**Task instructions:**
Scan the data for "right" and copy the lines it appears in.

**Material provided:**
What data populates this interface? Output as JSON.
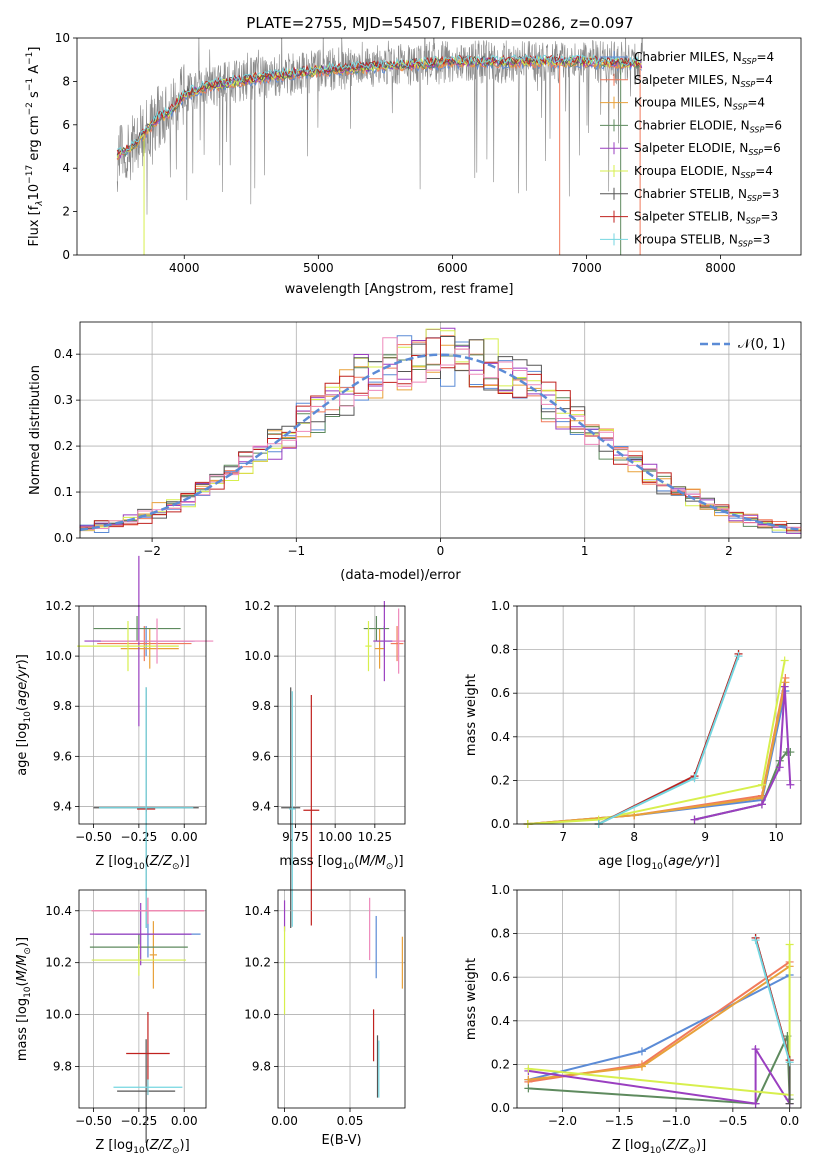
{
  "figure_title": "PLATE=2755, MJD=54507, FIBERID=0286, z=0.097",
  "colors": {
    "chabrier_miles": "#5b8bd6",
    "salpeter_miles": "#f07a5c",
    "kroupa_miles": "#e8a13a",
    "chabrier_elodie": "#5e8a5e",
    "salpeter_elodie": "#9a3fc0",
    "kroupa_elodie": "#d7ef4d",
    "chabrier_stelib": "#555555",
    "salpeter_stelib": "#c0221f",
    "kroupa_stelib": "#74d6e0",
    "normal_curve": "#5b8bd6",
    "pink": "#ee88bb",
    "data": "#888888"
  },
  "chart_data": [
    {
      "type": "line",
      "panel": "spectrum",
      "title": "PLATE=2755, MJD=54507, FIBERID=0286, z=0.097",
      "xlabel": "wavelength [Angstrom, rest frame]",
      "ylabel_parts": [
        "Flux [f",
        "λ",
        "10",
        "−17",
        " erg cm",
        "−2",
        " s",
        "−1",
        " A",
        "−1",
        "]"
      ],
      "xlim": [
        3200,
        8600
      ],
      "ylim": [
        0,
        10
      ],
      "xticks": [
        4000,
        5000,
        6000,
        7000,
        8000
      ],
      "yticks": [
        0,
        2,
        4,
        6,
        8,
        10
      ],
      "legend_position": "right",
      "legend": [
        {
          "label": "Chabrier MILES, N",
          "sub": "SSP",
          "tail": "=4",
          "color_key": "chabrier_miles"
        },
        {
          "label": "Salpeter MILES, N",
          "sub": "SSP",
          "tail": "=4",
          "color_key": "salpeter_miles"
        },
        {
          "label": "Kroupa MILES, N",
          "sub": "SSP",
          "tail": "=4",
          "color_key": "kroupa_miles"
        },
        {
          "label": "Chabrier ELODIE, N",
          "sub": "SSP",
          "tail": "=6",
          "color_key": "chabrier_elodie"
        },
        {
          "label": "Salpeter ELODIE, N",
          "sub": "SSP",
          "tail": "=6",
          "color_key": "salpeter_elodie"
        },
        {
          "label": "Kroupa ELODIE, N",
          "sub": "SSP",
          "tail": "=4",
          "color_key": "kroupa_elodie"
        },
        {
          "label": "Chabrier STELIB, N",
          "sub": "SSP",
          "tail": "=3",
          "color_key": "chabrier_stelib"
        },
        {
          "label": "Salpeter STELIB, N",
          "sub": "SSP",
          "tail": "=3",
          "color_key": "salpeter_stelib"
        },
        {
          "label": "Kroupa STELIB, N",
          "sub": "SSP",
          "tail": "=3",
          "color_key": "kroupa_stelib"
        }
      ],
      "model_envelope": {
        "x": [
          3500,
          3600,
          3700,
          3800,
          3900,
          4000,
          4200,
          4500,
          5000,
          5500,
          6000,
          6500,
          7000,
          7400
        ],
        "y": [
          4.6,
          4.9,
          5.6,
          6.3,
          6.6,
          7.4,
          7.8,
          8.1,
          8.5,
          8.7,
          8.9,
          8.9,
          8.9,
          8.8
        ]
      }
    },
    {
      "type": "line",
      "panel": "residual_histogram",
      "xlabel": "(data-model)/error",
      "ylabel": "Normed distribution",
      "xlim": [
        -2.5,
        2.5
      ],
      "ylim": [
        0,
        0.47
      ],
      "xticks": [
        -2,
        -1,
        0,
        1,
        2
      ],
      "xtick_labels": [
        "−2",
        "−1",
        "0",
        "1",
        "2"
      ],
      "yticks": [
        0.0,
        0.1,
        0.2,
        0.3,
        0.4
      ],
      "ytick_labels": [
        "0.0",
        "0.1",
        "0.2",
        "0.3",
        "0.4"
      ],
      "legend": "𝒩(0, 1)",
      "legend_position": "top-right",
      "curve": "normal pdf, mean 0, sigma 1"
    },
    {
      "type": "scatter",
      "panel": "age_vs_Z",
      "xlabel": "Z [log10(Z/Z⊙)]",
      "ylabel": "age  [log10(age/yr)]",
      "xlim": [
        -0.58,
        0.12
      ],
      "ylim": [
        9.33,
        10.2
      ],
      "xticks": [
        -0.5,
        -0.25,
        0.0
      ],
      "xtick_labels": [
        "−0.50",
        "−0.25",
        "0.00"
      ],
      "yticks": [
        9.4,
        9.6,
        9.8,
        10.0,
        10.2
      ],
      "ytick_labels": [
        "9.4",
        "9.6",
        "9.8",
        "10.0",
        "10.2"
      ],
      "points": [
        {
          "x": -0.21,
          "y": 10.06,
          "xerr": 0.27,
          "yerr": 0.06,
          "color_key": "chabrier_miles"
        },
        {
          "x": -0.22,
          "y": 10.05,
          "xerr": 0.26,
          "yerr": 0.07,
          "color_key": "salpeter_miles"
        },
        {
          "x": -0.19,
          "y": 10.03,
          "xerr": 0.16,
          "yerr": 0.08,
          "color_key": "kroupa_miles"
        },
        {
          "x": -0.26,
          "y": 10.11,
          "xerr": 0.24,
          "yerr": 0.05,
          "color_key": "chabrier_elodie"
        },
        {
          "x": -0.25,
          "y": 10.06,
          "xerr": 0.3,
          "yerr": 0.34,
          "color_key": "salpeter_elodie"
        },
        {
          "x": -0.31,
          "y": 10.04,
          "xerr": 0.28,
          "yerr": 0.1,
          "color_key": "kroupa_elodie"
        },
        {
          "x": -0.21,
          "y": 9.395,
          "xerr": 0.29,
          "yerr": 0.48,
          "color_key": "chabrier_stelib"
        },
        {
          "x": -0.21,
          "y": 9.39,
          "xerr": 0.05,
          "yerr": 0.01,
          "color_key": "salpeter_stelib"
        },
        {
          "x": -0.21,
          "y": 9.395,
          "xerr": 0.26,
          "yerr": 0.48,
          "color_key": "kroupa_stelib"
        },
        {
          "x": -0.15,
          "y": 10.06,
          "xerr": 0.31,
          "yerr": 0.09,
          "color_key": "pink"
        }
      ]
    },
    {
      "type": "scatter",
      "panel": "age_vs_mass",
      "xlabel": "mass [log10(M/M⊙)]",
      "ylabel": "",
      "xlim": [
        9.64,
        10.44
      ],
      "ylim": [
        9.33,
        10.2
      ],
      "xticks": [
        9.75,
        10.0,
        10.25
      ],
      "xtick_labels": [
        "9.75",
        "10.00",
        "10.25"
      ],
      "yticks": [
        9.4,
        9.6,
        9.8,
        10.0,
        10.2
      ],
      "ytick_labels": [
        "9.4",
        "9.6",
        "9.8",
        "10.0",
        "10.2"
      ],
      "points": [
        {
          "x": 10.31,
          "y": 10.06,
          "xerr": 0.05,
          "yerr": 0.06,
          "color_key": "chabrier_miles"
        },
        {
          "x": 10.39,
          "y": 10.05,
          "xerr": 0.04,
          "yerr": 0.07,
          "color_key": "salpeter_miles"
        },
        {
          "x": 10.28,
          "y": 10.03,
          "xerr": 0.03,
          "yerr": 0.08,
          "color_key": "kroupa_miles"
        },
        {
          "x": 10.26,
          "y": 10.11,
          "xerr": 0.08,
          "yerr": 0.05,
          "color_key": "chabrier_elodie"
        },
        {
          "x": 10.31,
          "y": 10.06,
          "xerr": 0.07,
          "yerr": 0.16,
          "color_key": "salpeter_elodie"
        },
        {
          "x": 10.21,
          "y": 10.04,
          "xerr": 0.02,
          "yerr": 0.1,
          "color_key": "kroupa_elodie"
        },
        {
          "x": 9.72,
          "y": 9.395,
          "xerr": 0.06,
          "yerr": 0.48,
          "color_key": "chabrier_stelib"
        },
        {
          "x": 9.85,
          "y": 9.385,
          "xerr": 0.05,
          "yerr": 0.46,
          "color_key": "salpeter_stelib"
        },
        {
          "x": 9.73,
          "y": 9.39,
          "xerr": 0.02,
          "yerr": 0.47,
          "color_key": "kroupa_stelib"
        },
        {
          "x": 10.4,
          "y": 10.06,
          "xerr": 0.04,
          "yerr": 0.13,
          "color_key": "pink"
        }
      ]
    },
    {
      "type": "line",
      "panel": "mass_weight_vs_age",
      "xlabel": "age  [log10(age/yr)]",
      "ylabel": "mass weight",
      "xlim": [
        6.35,
        10.35
      ],
      "ylim": [
        0,
        1
      ],
      "xticks": [
        7,
        8,
        9,
        10
      ],
      "xtick_labels": [
        "7",
        "8",
        "9",
        "10"
      ],
      "yticks": [
        0.0,
        0.2,
        0.4,
        0.6,
        0.8,
        1.0
      ],
      "ytick_labels": [
        "0.0",
        "0.2",
        "0.4",
        "0.6",
        "0.8",
        "1.0"
      ],
      "series": [
        {
          "color_key": "chabrier_miles",
          "x": [
            6.5,
            8.0,
            9.8,
            10.13
          ],
          "y": [
            0.0,
            0.04,
            0.11,
            0.61
          ]
        },
        {
          "color_key": "salpeter_miles",
          "x": [
            6.5,
            8.0,
            9.8,
            10.13
          ],
          "y": [
            0.0,
            0.04,
            0.13,
            0.67
          ]
        },
        {
          "color_key": "kroupa_miles",
          "x": [
            6.5,
            8.0,
            9.8,
            10.13
          ],
          "y": [
            0.0,
            0.04,
            0.12,
            0.65
          ]
        },
        {
          "color_key": "chabrier_elodie",
          "x": [
            8.85,
            9.8,
            10.05,
            10.15,
            10.2
          ],
          "y": [
            0.02,
            0.09,
            0.29,
            0.33,
            0.33
          ]
        },
        {
          "color_key": "salpeter_elodie",
          "x": [
            8.85,
            9.8,
            10.05,
            10.12,
            10.2
          ],
          "y": [
            0.02,
            0.09,
            0.26,
            0.63,
            0.18
          ]
        },
        {
          "color_key": "kroupa_elodie",
          "x": [
            6.5,
            7.5,
            9.8,
            10.12
          ],
          "y": [
            0.0,
            0.02,
            0.18,
            0.75
          ]
        },
        {
          "color_key": "chabrier_stelib",
          "x": [
            7.5,
            8.85,
            9.47
          ],
          "y": [
            0.0,
            0.22,
            0.78
          ]
        },
        {
          "color_key": "salpeter_stelib",
          "x": [
            7.5,
            8.85,
            9.47
          ],
          "y": [
            0.0,
            0.22,
            0.78
          ]
        },
        {
          "color_key": "kroupa_stelib",
          "x": [
            7.5,
            8.85,
            9.47
          ],
          "y": [
            0.0,
            0.21,
            0.77
          ]
        }
      ]
    },
    {
      "type": "scatter",
      "panel": "mass_vs_Z",
      "xlabel": "Z [log10(Z/Z⊙)]",
      "ylabel": "mass [log10(M/M⊙)]",
      "xlim": [
        -0.58,
        0.12
      ],
      "ylim": [
        9.64,
        10.48
      ],
      "xticks": [
        -0.5,
        -0.25,
        0.0
      ],
      "xtick_labels": [
        "−0.50",
        "−0.25",
        "0.00"
      ],
      "yticks": [
        9.8,
        10.0,
        10.2,
        10.4
      ],
      "ytick_labels": [
        "9.8",
        "10.0",
        "10.2",
        "10.4"
      ],
      "points": [
        {
          "x": -0.2,
          "y": 10.31,
          "xerr": 0.29,
          "yerr": 0.09,
          "color_key": "chabrier_miles"
        },
        {
          "x": -0.2,
          "y": 10.4,
          "xerr": 0.31,
          "yerr": 0.05,
          "color_key": "salpeter_miles"
        },
        {
          "x": -0.17,
          "y": 10.23,
          "xerr": 0.02,
          "yerr": 0.13,
          "color_key": "kroupa_miles"
        },
        {
          "x": -0.25,
          "y": 10.26,
          "xerr": 0.27,
          "yerr": 0.05,
          "color_key": "chabrier_elodie"
        },
        {
          "x": -0.24,
          "y": 10.31,
          "xerr": 0.28,
          "yerr": 0.12,
          "color_key": "salpeter_elodie"
        },
        {
          "x": -0.25,
          "y": 10.21,
          "xerr": 0.26,
          "yerr": 0.06,
          "color_key": "kroupa_elodie"
        },
        {
          "x": -0.21,
          "y": 9.705,
          "xerr": 0.16,
          "yerr": 0.2,
          "color_key": "chabrier_stelib"
        },
        {
          "x": -0.2,
          "y": 9.85,
          "xerr": 0.12,
          "yerr": 0.16,
          "color_key": "salpeter_stelib"
        },
        {
          "x": -0.2,
          "y": 9.72,
          "xerr": 0.19,
          "yerr": 0.03,
          "color_key": "kroupa_stelib"
        },
        {
          "x": -0.2,
          "y": 10.4,
          "xerr": 0.31,
          "yerr": 0.05,
          "color_key": "pink"
        }
      ]
    },
    {
      "type": "scatter",
      "panel": "mass_vs_EBV",
      "xlabel": "E(B-V)",
      "ylabel": "",
      "xlim": [
        -0.005,
        0.092
      ],
      "ylim": [
        9.64,
        10.48
      ],
      "xticks": [
        0.0,
        0.05
      ],
      "xtick_labels": [
        "0.00",
        "0.05"
      ],
      "yticks": [
        9.8,
        10.0,
        10.2,
        10.4
      ],
      "ytick_labels": [
        "9.8",
        "10.0",
        "10.2",
        "10.4"
      ],
      "points": [
        {
          "x": 0.0,
          "y": 10.38,
          "yerr": 0.06,
          "color_key": "salpeter_elodie"
        },
        {
          "x": 0.0,
          "y": 10.17,
          "yerr": 0.17,
          "color_key": "kroupa_elodie"
        },
        {
          "x": 0.065,
          "y": 10.33,
          "yerr": 0.12,
          "color_key": "pink"
        },
        {
          "x": 0.07,
          "y": 10.26,
          "yerr": 0.12,
          "color_key": "chabrier_miles"
        },
        {
          "x": 0.09,
          "y": 10.2,
          "yerr": 0.1,
          "color_key": "kroupa_miles"
        },
        {
          "x": 0.068,
          "y": 9.92,
          "yerr": 0.1,
          "color_key": "salpeter_stelib"
        },
        {
          "x": 0.071,
          "y": 9.8,
          "yerr": 0.12,
          "color_key": "chabrier_stelib"
        },
        {
          "x": 0.072,
          "y": 9.79,
          "yerr": 0.11,
          "color_key": "kroupa_stelib"
        }
      ]
    },
    {
      "type": "line",
      "panel": "mass_weight_vs_Z",
      "xlabel": "Z [log10(Z/Z⊙)]",
      "ylabel": "mass weight",
      "xlim": [
        -2.4,
        0.1
      ],
      "ylim": [
        0,
        1
      ],
      "xticks": [
        -2.0,
        -1.5,
        -1.0,
        -0.5,
        0.0
      ],
      "xtick_labels": [
        "−2.0",
        "−1.5",
        "−1.0",
        "−0.5",
        "0.0"
      ],
      "yticks": [
        0.0,
        0.2,
        0.4,
        0.6,
        0.8,
        1.0
      ],
      "ytick_labels": [
        "0.0",
        "0.2",
        "0.4",
        "0.6",
        "0.8",
        "1.0"
      ],
      "series": [
        {
          "color_key": "chabrier_miles",
          "x": [
            -2.3,
            -1.3,
            0.0
          ],
          "y": [
            0.13,
            0.26,
            0.61
          ]
        },
        {
          "color_key": "salpeter_miles",
          "x": [
            -2.3,
            -1.3,
            0.0
          ],
          "y": [
            0.12,
            0.2,
            0.67
          ]
        },
        {
          "color_key": "kroupa_miles",
          "x": [
            -2.3,
            -1.3,
            0.0
          ],
          "y": [
            0.13,
            0.19,
            0.65
          ]
        },
        {
          "color_key": "chabrier_elodie",
          "x": [
            -2.3,
            -0.3,
            -0.02,
            0.0
          ],
          "y": [
            0.09,
            0.02,
            0.33,
            0.04
          ]
        },
        {
          "color_key": "salpeter_elodie",
          "x": [
            -2.3,
            -0.3,
            -0.3,
            0.0
          ],
          "y": [
            0.17,
            0.02,
            0.27,
            0.02
          ]
        },
        {
          "color_key": "kroupa_elodie",
          "x": [
            -2.3,
            0.0,
            0.0
          ],
          "y": [
            0.18,
            0.06,
            0.75
          ]
        },
        {
          "color_key": "chabrier_stelib",
          "x": [
            -0.3,
            0.0,
            0.0
          ],
          "y": [
            0.78,
            0.22,
            0.02
          ]
        },
        {
          "color_key": "salpeter_stelib",
          "x": [
            -0.3,
            0.0
          ],
          "y": [
            0.78,
            0.22
          ]
        },
        {
          "color_key": "kroupa_stelib",
          "x": [
            -0.3,
            0.0
          ],
          "y": [
            0.77,
            0.21
          ]
        }
      ]
    }
  ]
}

**Task answer:**
      "legend_position": "right",
      "legend_position": "top-right",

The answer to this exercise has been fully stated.